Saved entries
※
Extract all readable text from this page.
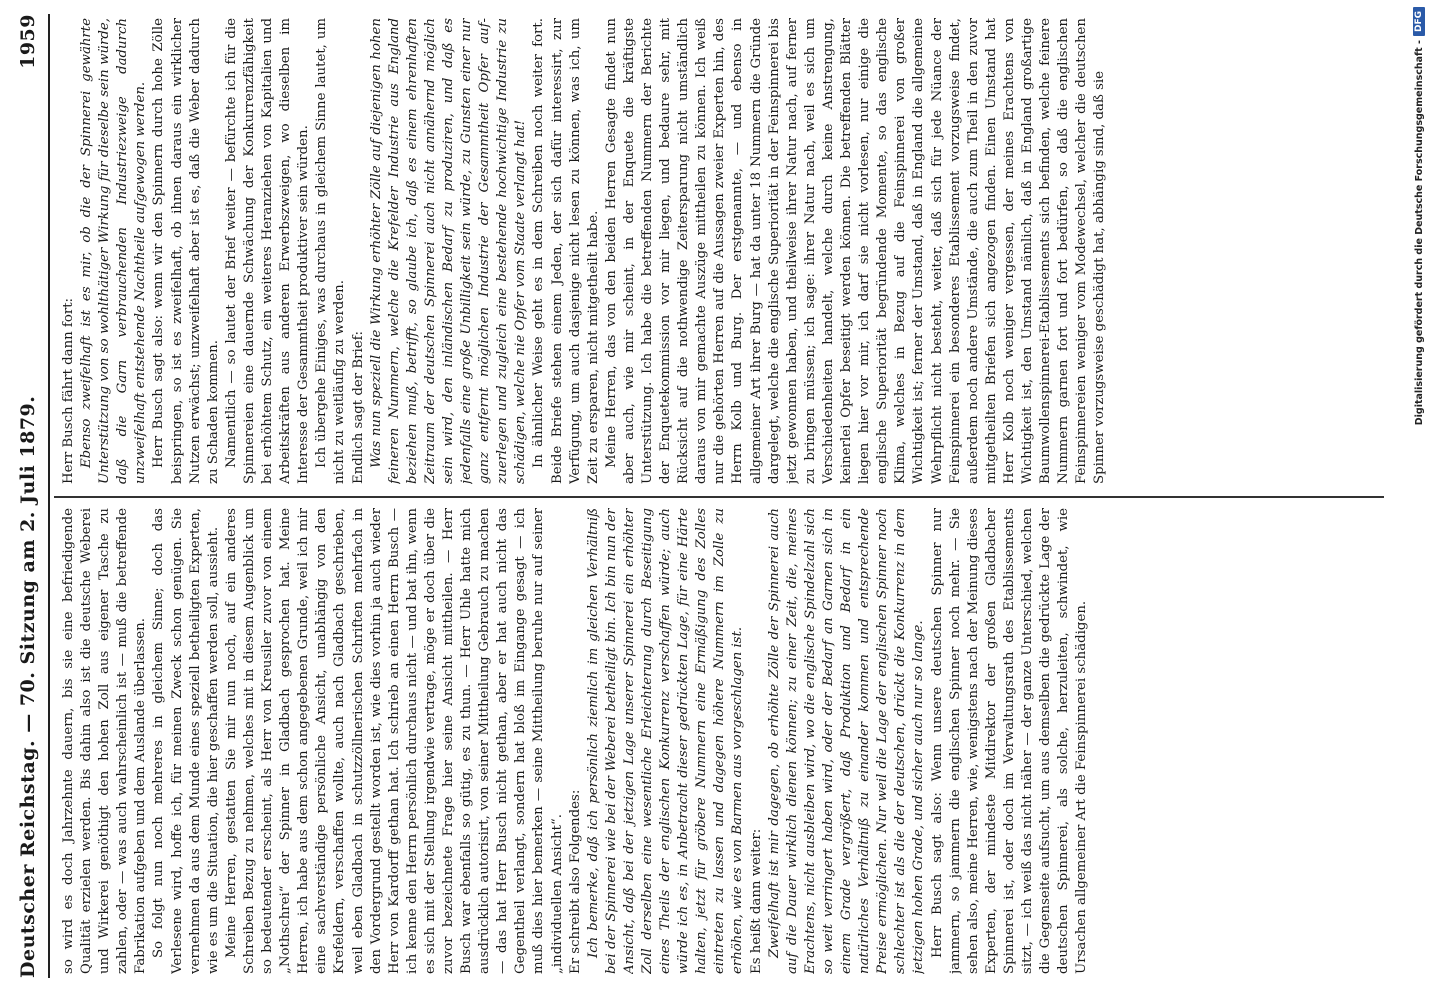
Deutscher Reichstag. — 70. Sitzung am 2. Juli 1879.
1959

so wird es doch Jahrzehnte dauern, bis sie eine befriedigende Qualität erzielen werden. Bis dahin also ist die deutsche Weberei und Wirkerei genöthigt den hohen Zoll aus eigener Tasche zu zahlen, oder — was auch wahrscheinlich ist — muß die betreffende Fabrikation aufgeben und dem Auslande überlassen. So folgt nun noch mehreres in gleichem Sinne; doch das Verlesene wird, hoffe ich, für meinen Zweck schon genügen. Sie vernehmen da aus dem Munde eines speziell betheiligten Experten, wie es um die Situation, die hier geschaffen werden soll, aussieht. Meine Herren, gestatten Sie mir nun noch, auf ein anderes Schreiben Bezug zu nehmen, welches mit in diesem Augenblick um so bedeutender erscheint, als Herr von Kreusiler zuvor von einem „Nothschrei“ der Spinner in Gladbach gesprochen hat. Meine Herren, ich habe aus dem schon angegebenen Grunde, weil ich mir eine sachverständige persönliche Ansicht, unabhängig von den Krefeldern, verschaffen wollte, auch nach Gladbach geschrieben, weil eben Gladbach in schutzzöllnerischen Schriften mehrfach in den Vordergrund gestellt worden ist, wie dies vorhin ja auch wieder Herr von Kardorff gethan hat. Ich schrieb an einen Herrn Busch — ich kenne den Herrn persönlich durchaus nicht — und bat ihn, wenn es sich mit der Stellung irgendwie vertrage, möge er doch über die zuvor bezeichnete Frage hier seine Ansicht mittheilen. — Herr Busch war ebenfalls so gütig, es zu thun. — Herr Uhle hatte mich ausdrücklich autorisirt, von seiner Mittheilung Gebrauch zu machen — das hat Herr Busch nicht gethan, aber er hat auch nicht das Gegentheil verlangt, sondern hat bloß im Eingange gesagt — ich muß dies hier bemerken — seine Mittheilung beruhe nur auf seiner „individuellen Ansicht“. Er schreibt also Folgendes: Ich bemerke, daß ich persönlich ziemlich im gleichen Verhältniß bei der Spinnerei wie bei der Weberei betheiligt bin. Ich bin nun der Ansicht, daß bei der jetzigen Lage unserer Spinnerei ein erhöhter Zoll derselben eine wesentliche Erleichterung durch Beseitigung eines Theils der englischen Konkurrenz verschaffen würde; auch würde ich es, in Anbetracht dieser gedrückten Lage, für eine Härte halten, jetzt für gröbere Nummern eine Ermäßigung des Zolles eintreten zu lassen und dagegen höhere Nummern im Zolle zu erhöhen, wie es von Barmen aus vorgeschlagen ist. Es heißt dann weiter: Zweifelhaft ist mir dagegen, ob erhöhte Zölle der Spinnerei auch auf die Dauer wirklich dienen können; zu einer Zeit, die, meines Erachtens, nicht ausbleiben wird, wo die englische Spindelzahl sich so weit verringert haben wird, oder der Bedarf an Garnen sich in einem Grade vergrößert, daß Produktion und Bedarf in ein natürliches Verhältniß zu einander kommen und entsprechende Preise ermöglichen. Nur weil die Lage der englischen Spinner noch schlechter ist als die der deutschen, drückt die Konkurrenz in dem jetzigen hohen Grade, und sicher auch nur so lange. Herr Busch sagt also: Wenn unsere deutschen Spinner nur jammern, so jammern die englischen Spinner noch mehr. — Sie sehen also, meine Herren, wie, wenigstens nach der Meinung dieses Experten, der mindeste Mitdirektor der großen Gladbacher Spinnerei ist, oder doch im Verwaltungsrath des Etablissements sitzt, — ich weiß das nicht näher — der ganze Unterschied, welchen die Gegenseite aufsucht, um aus demselben die gedrückte Lage der deutschen Spinnerei, als solche, herzuleiten, schwindet, wie Ursachen allgemeiner Art die Feinspinnerei schädigen.

Herr Busch fährt dann fort: Ebenso zweifelhaft ist es mir, ob die der Spinnerei gewährte Unterstützung von so wohlthätiger Wirkung für dieselbe sein würde, daß die Garn verbrauchenden Industriezweige dadurch unzweifelhaft entstehende Nachtheile aufgewogen werden. Herr Busch sagt also: wenn wir den Spinnern durch hohe Zölle beispringen, so ist es zweifelhaft, ob ihnen daraus ein wirklicher Nutzen erwächst; unzweifelhaft aber ist es, daß die Weber dadurch zu Schaden kommen. Namentlich — so lautet der Brief weiter — befürchte ich für die Spinnereien eine dauernde Schwächung der Konkurrenzfähigkeit bei erhöhtem Schutz, ein weiteres Heranziehen von Kapitalien und Arbeitskräften aus anderen Erwerbszweigen, wo dieselben im Interesse der Gesammtheit produktiver sein würden. Ich übergehe Einiges, was durchaus in gleichem Sinne lautet, um nicht zu weitläufig zu werden. Endlich sagt der Brief: Was nun speziell die Wirkung erhöhter Zölle auf diejenigen hohen feineren Nummern, welche die Krefelder Industrie aus England beziehen muß, betrifft, so glaube ich, daß es einem ehrenhaften Zeitraum der deutschen Spinnerei auch nicht annähernd möglich sein wird, den inländischen Bedarf zu produziren, und daß es jedenfalls eine große Unbilligkeit sein würde, zu Gunsten einer nur ganz entfernt möglichen Industrie der Gesammtheit Opfer aufzuerlegen und zugleich eine bestehende hochwichtige Industrie zu schädigen, welche nie Opfer vom Staate verlangt hat! In ähnlicher Weise geht es in dem Schreiben noch weiter fort. Beide Briefe stehen einem Jeden, der sich dafür interessirt, zur Verfügung, um auch dasjenige nicht lesen zu können, was ich, um Zeit zu ersparen, nicht mitgetheilt habe. Meine Herren, das von den beiden Herren Gesagte findet nun aber auch, wie mir scheint, in der Enquete die kräftigste Unterstützung. Ich habe die betreffenden Nummern der Berichte der Enquetekommission vor mir liegen, und bedaure sehr, mit Rücksicht auf die nothwendige Zeitersparung nicht umständlich daraus von mir gemachte Auszüge mittheilen zu können. Ich weiß nur die gehörten Herren auf die Aussagen zweier Experten hin, des Herrn Kolb und Burg. Der erstgenannte, — und ebenso in allgemeiner Art ihrer Burg — hat da unter 18 Nummern die Gründe dargelegt, welche die englische Superiorität in der Feinspinnerei bis jetzt gewonnen haben, und theilweise ihrer Natur nach, auf ferner zu bringen müssen; ich sage: ihrer Natur nach, weil es sich um Verschiedenheiten handelt, welche durch keine Anstrengung, keinerlei Opfer beseitigt werden können. Die betreffenden Blätter liegen hier vor mir, ich darf sie nicht vorlesen, nur einige die englische Superiorität begründende Momente, so das englische Klima, welches in Bezug auf die Feinspinnerei von großer Wichtigkeit ist; ferner der Umstand, daß in England die allgemeine Wehrpflicht nicht besteht, weiter, daß sich für jede Nüance der Feinspinnerei ein besonderes Etablissement vorzugsweise findet, außerdem noch andere Umstände, die auch zum Theil in den zuvor mitgetheilten Briefen sich angezogen finden. Einen Umstand hat Herr Kolb noch weniger vergessen, der meines Erachtens von Wichtigkeit ist, den Umstand nämlich, daß in England großartige Baumwollenspinnerei-Etablissements sich befinden, welche feinere Nummern garnen fort und fort bedürfen, so daß die englischen Feinspinnereien weniger vom Modewechsel, welcher die deutschen Spinner vorzugsweise geschädigt hat, abhängig sind, daß sie	Digitalisierung gefördert durch die Deutsche Forschungsgemeinschaft -
DFG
※
Every line above should be returned exactly; the pictures stay out.

Extract all readable text from this page.
Deutscher Reichstag. — 70. Sitzung am 2. Juli 1879.
1959

so wird es doch Jahrzehnte dauern, bis sie eine befriedigende Qualität erzielen werden. Bis dahin also ist die deutsche Weberei und Wirkerei genöthigt den hohen Zoll aus eigener Tasche zu zahlen, oder — was auch wahrscheinlich ist — muß die betreffende Fabrikation aufgeben und dem Auslande überlassen. So folgt nun noch mehreres in gleichem Sinne; doch das Verlesene wird, hoffe ich, für meinen Zweck schon genügen. Sie vernehmen da aus dem Munde eines speziell betheiligten Experten, wie es um die Situation, die hier geschaffen werden soll, aussieht. Meine Herren, gestatten Sie mir nun noch, auf ein anderes Schreiben Bezug zu nehmen, welches mit in diesem Augenblick um so bedeutender erscheint, als Herr von Kreusiler zuvor von einem „Nothschrei“ der Spinner in Gladbach gesprochen hat. Meine Herren, ich habe aus dem schon angegebenen Grunde, weil ich mir eine sachverständige persönliche Ansicht, unabhängig von den Krefeldern, verschaffen wollte, auch nach Gladbach geschrieben, weil eben Gladbach in schutzzöllnerischen Schriften mehrfach in den Vordergrund gestellt worden ist, wie dies vorhin ja auch wieder Herr von Kardorff gethan hat. Ich schrieb an einen Herrn Busch — ich kenne den Herrn persönlich durchaus nicht — und bat ihn, wenn es sich mit der Stellung irgendwie vertrage, möge er doch über die zuvor bezeichnete Frage hier seine Ansicht mittheilen. — Herr Busch war ebenfalls so gütig, es zu thun. — Herr Uhle hatte mich ausdrücklich autorisirt, von seiner Mittheilung Gebrauch zu machen — das hat Herr Busch nicht gethan, aber er hat auch nicht das Gegentheil verlangt, sondern hat bloß im Eingange gesagt — ich muß dies hier bemerken — seine Mittheilung beruhe nur auf seiner „individuellen Ansicht“. Er schreibt also Folgendes: Ich bemerke, daß ich persönlich ziemlich im gleichen Verhältniß bei der Spinnerei wie bei der Weberei betheiligt bin. Ich bin nun der Ansicht, daß bei der jetzigen Lage unserer Spinnerei ein erhöhter Zoll derselben eine wesentliche Erleichterung durch Beseitigung eines Theils der englischen Konkurrenz verschaffen würde; auch würde ich es, in Anbetracht dieser gedrückten Lage, für eine Härte halten, jetzt für gröbere Nummern eine Ermäßigung des Zolles eintreten zu lassen und dagegen höhere Nummern im Zolle zu erhöhen, wie es von Barmen aus vorgeschlagen ist. Es heißt dann weiter: Zweifelhaft ist mir dagegen, ob erhöhte Zölle der Spinnerei auch auf die Dauer wirklich dienen können; zu einer Zeit, die, meines Erachtens, nicht ausbleiben wird, wo die englische Spindelzahl sich so weit verringert haben wird, oder der Bedarf an Garnen sich in einem Grade vergrößert, daß Produktion und Bedarf in ein natürliches Verhältniß zu einander kommen und entsprechende Preise ermöglichen. Nur weil die Lage der englischen Spinner noch schlechter ist als die der deutschen, drückt die Konkurrenz in dem jetzigen hohen Grade, und sicher auch nur so lange. Herr Busch sagt also: Wenn unsere deutschen Spinner nur jammern, so jammern die englischen Spinner noch mehr. — Sie sehen also, meine Herren, wie, wenigstens nach der Meinung dieses Experten, der mindeste Mitdirektor der großen Gladbacher Spinnerei ist, oder doch im Verwaltungsrath des Etablissements sitzt, — ich weiß das nicht näher — der ganze Unterschied, welchen die Gegenseite aufsucht, um aus demselben die gedrückte Lage der deutschen Spinnerei, als solche, herzuleiten, schwindet, wie Ursachen allgemeiner Art die Feinspinnerei schädigen.

Herr Busch fährt dann fort: Ebenso zweifelhaft ist es mir, ob die der Spinnerei gewährte Unterstützung von so wohlthätiger Wirkung für dieselbe sein würde, daß die Garn verbrauchenden Industriezweige dadurch unzweifelhaft entstehende Nachtheile aufgewogen werden. Herr Busch sagt also: wenn wir den Spinnern durch hohe Zölle beispringen, so ist es zweifelhaft, ob ihnen daraus ein wirklicher Nutzen erwächst; unzweifelhaft aber ist es, daß die Weber dadurch zu Schaden kommen. Namentlich — so lautet der Brief weiter — befürchte ich für die Spinnereien eine dauernde Schwächung der Konkurrenzfähigkeit bei erhöhtem Schutz, ein weiteres Heranziehen von Kapitalien und Arbeitskräften aus anderen Erwerbszweigen, wo dieselben im Interesse der Gesammtheit produktiver sein würden. Ich übergehe Einiges, was durchaus in gleichem Sinne lautet, um nicht zu weitläufig zu werden. Endlich sagt der Brief: Was nun speziell die Wirkung erhöhter Zölle auf diejenigen hohen feineren Nummern, welche die Krefelder Industrie aus England beziehen muß, betrifft, so glaube ich, daß es einem ehrenhaften Zeitraum der deutschen Spinnerei auch nicht annähernd möglich sein wird, den inländischen Bedarf zu produziren, und daß es jedenfalls eine große Unbilligkeit sein würde, zu Gunsten einer nur ganz entfernt möglichen Industrie der Gesammtheit Opfer aufzuerlegen und zugleich eine bestehende hochwichtige Industrie zu schädigen, welche nie Opfer vom Staate verlangt hat! In ähnlicher Weise geht es in dem Schreiben noch weiter fort. Beide Briefe stehen einem Jeden, der sich dafür interessirt, zur Verfügung, um auch dasjenige nicht lesen zu können, was ich, um Zeit zu ersparen, nicht mitgetheilt habe. Meine Herren, das von den beiden Herren Gesagte findet nun aber auch, wie mir scheint, in der Enquete die kräftigste Unterstützung. Ich habe die betreffenden Nummern der Berichte der Enquetekommission vor mir liegen, und bedaure sehr, mit Rücksicht auf die nothwendige Zeitersparung nicht umständlich daraus von mir gemachte Auszüge mittheilen zu können. Ich weiß nur die gehörten Herren auf die Aussagen zweier Experten hin, des Herrn Kolb und Burg. Der erstgenannte, — und ebenso in allgemeiner Art ihrer Burg — hat da unter 18 Nummern die Gründe dargelegt, welche die englische Superiorität in der Feinspinnerei bis jetzt gewonnen haben, und theilweise ihrer Natur nach, auf ferner zu bringen müssen; ich sage: ihrer Natur nach, weil es sich um Verschiedenheiten handelt, welche durch keine Anstrengung, keinerlei Opfer beseitigt werden können. Die betreffenden Blätter liegen hier vor mir, ich darf sie nicht vorlesen, nur einige die englische Superiorität begründende Momente, so das englische Klima, welches in Bezug auf die Feinspinnerei von großer Wichtigkeit ist; ferner der Umstand, daß in England die allgemeine Wehrpflicht nicht besteht, weiter, daß sich für jede Nüance der Feinspinnerei ein besonderes Etablissement vorzugsweise findet, außerdem noch andere Umstände, die auch zum Theil in den zuvor mitgetheilten Briefen sich angezogen finden. Einen Umstand hat Herr Kolb noch weniger vergessen, der meines Erachtens von Wichtigkeit ist, den Umstand nämlich, daß in England großartige Baumwollenspinnerei-Etablissements sich befinden, welche feinere Nummern garnen fort und fort bedürfen, so daß die englischen Feinspinnereien weniger vom Modewechsel, welcher die deutschen Spinner vorzugsweise geschädigt hat, abhängig sind, daß sie	Digitalisierung gefördert durch die Deutsche Forschungsgemeinschaft -
DFG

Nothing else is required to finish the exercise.